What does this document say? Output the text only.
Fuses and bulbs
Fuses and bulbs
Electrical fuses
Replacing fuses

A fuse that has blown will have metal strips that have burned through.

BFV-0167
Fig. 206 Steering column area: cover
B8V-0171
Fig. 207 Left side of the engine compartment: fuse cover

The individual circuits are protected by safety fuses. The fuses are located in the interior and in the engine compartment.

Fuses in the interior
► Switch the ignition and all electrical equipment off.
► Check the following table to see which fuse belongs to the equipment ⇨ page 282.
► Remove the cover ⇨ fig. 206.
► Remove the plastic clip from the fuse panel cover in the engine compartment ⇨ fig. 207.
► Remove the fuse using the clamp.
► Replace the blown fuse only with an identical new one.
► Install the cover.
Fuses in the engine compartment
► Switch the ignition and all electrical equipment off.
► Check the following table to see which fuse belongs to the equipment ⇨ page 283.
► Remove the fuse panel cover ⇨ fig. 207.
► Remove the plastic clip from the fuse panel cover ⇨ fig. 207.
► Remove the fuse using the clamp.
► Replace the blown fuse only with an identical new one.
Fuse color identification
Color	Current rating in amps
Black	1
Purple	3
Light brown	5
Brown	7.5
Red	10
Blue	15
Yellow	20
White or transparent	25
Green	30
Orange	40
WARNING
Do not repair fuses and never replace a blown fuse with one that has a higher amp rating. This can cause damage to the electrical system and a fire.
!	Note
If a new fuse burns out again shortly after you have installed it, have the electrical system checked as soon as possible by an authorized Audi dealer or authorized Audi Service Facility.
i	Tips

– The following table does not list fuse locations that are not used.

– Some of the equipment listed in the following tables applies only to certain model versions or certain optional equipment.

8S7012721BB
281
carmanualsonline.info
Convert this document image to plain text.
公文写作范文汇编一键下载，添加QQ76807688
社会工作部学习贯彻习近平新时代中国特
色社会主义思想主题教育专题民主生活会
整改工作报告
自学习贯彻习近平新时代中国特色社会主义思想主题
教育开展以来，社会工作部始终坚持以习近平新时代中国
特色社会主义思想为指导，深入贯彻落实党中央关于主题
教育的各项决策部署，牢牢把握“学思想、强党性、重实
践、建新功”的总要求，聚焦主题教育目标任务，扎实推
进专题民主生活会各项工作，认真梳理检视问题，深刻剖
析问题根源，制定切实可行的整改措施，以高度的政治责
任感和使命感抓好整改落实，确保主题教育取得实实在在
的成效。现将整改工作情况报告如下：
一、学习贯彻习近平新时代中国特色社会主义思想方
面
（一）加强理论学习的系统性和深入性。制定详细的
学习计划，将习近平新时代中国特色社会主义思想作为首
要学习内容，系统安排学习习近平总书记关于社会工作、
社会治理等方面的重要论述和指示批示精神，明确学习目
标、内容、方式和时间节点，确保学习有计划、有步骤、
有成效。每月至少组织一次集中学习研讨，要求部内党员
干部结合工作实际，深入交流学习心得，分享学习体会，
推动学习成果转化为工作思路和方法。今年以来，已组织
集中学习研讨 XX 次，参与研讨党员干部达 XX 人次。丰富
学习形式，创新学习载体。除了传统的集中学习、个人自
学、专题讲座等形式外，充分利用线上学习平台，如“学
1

******

GIVEN EXERCISE
Repeat the lines from the one containing "Convert this document image to plain text." through the end of the listing, exactly and without any other lines; both ends are included.

RESPONSE TO THIS EXERCISE
Convert this document image to plain text.
公文写作范文汇编一键下载，添加QQ76807688
社会工作部学习贯彻习近平新时代中国特
色社会主义思想主题教育专题民主生活会
整改工作报告
自学习贯彻习近平新时代中国特色社会主义思想主题
教育开展以来，社会工作部始终坚持以习近平新时代中国
特色社会主义思想为指导，深入贯彻落实党中央关于主题
教育的各项决策部署，牢牢把握“学思想、强党性、重实
践、建新功”的总要求，聚焦主题教育目标任务，扎实推
进专题民主生活会各项工作，认真梳理检视问题，深刻剖
析问题根源，制定切实可行的整改措施，以高度的政治责
任感和使命感抓好整改落实，确保主题教育取得实实在在
的成效。现将整改工作情况报告如下：
一、学习贯彻习近平新时代中国特色社会主义思想方
面
（一）加强理论学习的系统性和深入性。制定详细的
学习计划，将习近平新时代中国特色社会主义思想作为首
要学习内容，系统安排学习习近平总书记关于社会工作、
社会治理等方面的重要论述和指示批示精神，明确学习目
标、内容、方式和时间节点，确保学习有计划、有步骤、
有成效。每月至少组织一次集中学习研讨，要求部内党员
干部结合工作实际，深入交流学习心得，分享学习体会，
推动学习成果转化为工作思路和方法。今年以来，已组织
集中学习研讨 XX 次，参与研讨党员干部达 XX 人次。丰富
学习形式，创新学习载体。除了传统的集中学习、个人自
学、专题讲座等形式外，充分利用线上学习平台，如“学
1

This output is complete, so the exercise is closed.